Stored entries =>
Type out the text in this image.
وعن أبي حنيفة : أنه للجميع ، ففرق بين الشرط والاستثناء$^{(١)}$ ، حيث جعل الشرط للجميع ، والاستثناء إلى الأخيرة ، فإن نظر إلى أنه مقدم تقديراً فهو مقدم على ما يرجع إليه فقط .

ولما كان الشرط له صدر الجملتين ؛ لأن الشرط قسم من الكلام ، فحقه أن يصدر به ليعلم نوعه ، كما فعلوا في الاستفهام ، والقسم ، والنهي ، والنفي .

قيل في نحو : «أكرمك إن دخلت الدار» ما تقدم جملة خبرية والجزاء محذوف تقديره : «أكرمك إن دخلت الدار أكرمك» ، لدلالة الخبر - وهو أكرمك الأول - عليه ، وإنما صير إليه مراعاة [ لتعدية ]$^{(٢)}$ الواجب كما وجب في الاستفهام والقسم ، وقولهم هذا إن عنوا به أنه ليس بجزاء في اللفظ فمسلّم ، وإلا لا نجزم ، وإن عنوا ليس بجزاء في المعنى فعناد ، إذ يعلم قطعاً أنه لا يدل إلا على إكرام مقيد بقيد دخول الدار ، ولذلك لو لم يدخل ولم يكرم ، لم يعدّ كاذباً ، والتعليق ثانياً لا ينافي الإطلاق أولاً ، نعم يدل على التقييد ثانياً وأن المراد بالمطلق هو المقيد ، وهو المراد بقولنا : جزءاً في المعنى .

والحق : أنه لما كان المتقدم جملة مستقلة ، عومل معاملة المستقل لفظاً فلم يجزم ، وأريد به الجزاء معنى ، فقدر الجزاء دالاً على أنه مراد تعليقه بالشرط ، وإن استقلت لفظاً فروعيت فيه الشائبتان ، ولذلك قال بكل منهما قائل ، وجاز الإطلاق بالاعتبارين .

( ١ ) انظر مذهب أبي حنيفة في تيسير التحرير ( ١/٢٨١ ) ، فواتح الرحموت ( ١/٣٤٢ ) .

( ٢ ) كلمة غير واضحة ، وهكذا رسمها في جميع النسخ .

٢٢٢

The task => Repeat the whole listing exactly, keeping every line intact.

The reply =>
Type out the text in this image.
وعن أبي حنيفة : أنه للجميع ، ففرق بين الشرط والاستثناء$^{(١)}$ ، حيث جعل الشرط للجميع ، والاستثناء إلى الأخيرة ، فإن نظر إلى أنه مقدم تقديراً فهو مقدم على ما يرجع إليه فقط .

ولما كان الشرط له صدر الجملتين ؛ لأن الشرط قسم من الكلام ، فحقه أن يصدر به ليعلم نوعه ، كما فعلوا في الاستفهام ، والقسم ، والنهي ، والنفي .

قيل في نحو : «أكرمك إن دخلت الدار» ما تقدم جملة خبرية والجزاء محذوف تقديره : «أكرمك إن دخلت الدار أكرمك» ، لدلالة الخبر - وهو أكرمك الأول - عليه ، وإنما صير إليه مراعاة [ لتعدية ]$^{(٢)}$ الواجب كما وجب في الاستفهام والقسم ، وقولهم هذا إن عنوا به أنه ليس بجزاء في اللفظ فمسلّم ، وإلا لا نجزم ، وإن عنوا ليس بجزاء في المعنى فعناد ، إذ يعلم قطعاً أنه لا يدل إلا على إكرام مقيد بقيد دخول الدار ، ولذلك لو لم يدخل ولم يكرم ، لم يعدّ كاذباً ، والتعليق ثانياً لا ينافي الإطلاق أولاً ، نعم يدل على التقييد ثانياً وأن المراد بالمطلق هو المقيد ، وهو المراد بقولنا : جزءاً في المعنى .

والحق : أنه لما كان المتقدم جملة مستقلة ، عومل معاملة المستقل لفظاً فلم يجزم ، وأريد به الجزاء معنى ، فقدر الجزاء دالاً على أنه مراد تعليقه بالشرط ، وإن استقلت لفظاً فروعيت فيه الشائبتان ، ولذلك قال بكل منهما قائل ، وجاز الإطلاق بالاعتبارين .

( ١ ) انظر مذهب أبي حنيفة في تيسير التحرير ( ١/٢٨١ ) ، فواتح الرحموت ( ١/٣٤٢ ) .

( ٢ ) كلمة غير واضحة ، وهكذا رسمها في جميع النسخ .

٢٢٢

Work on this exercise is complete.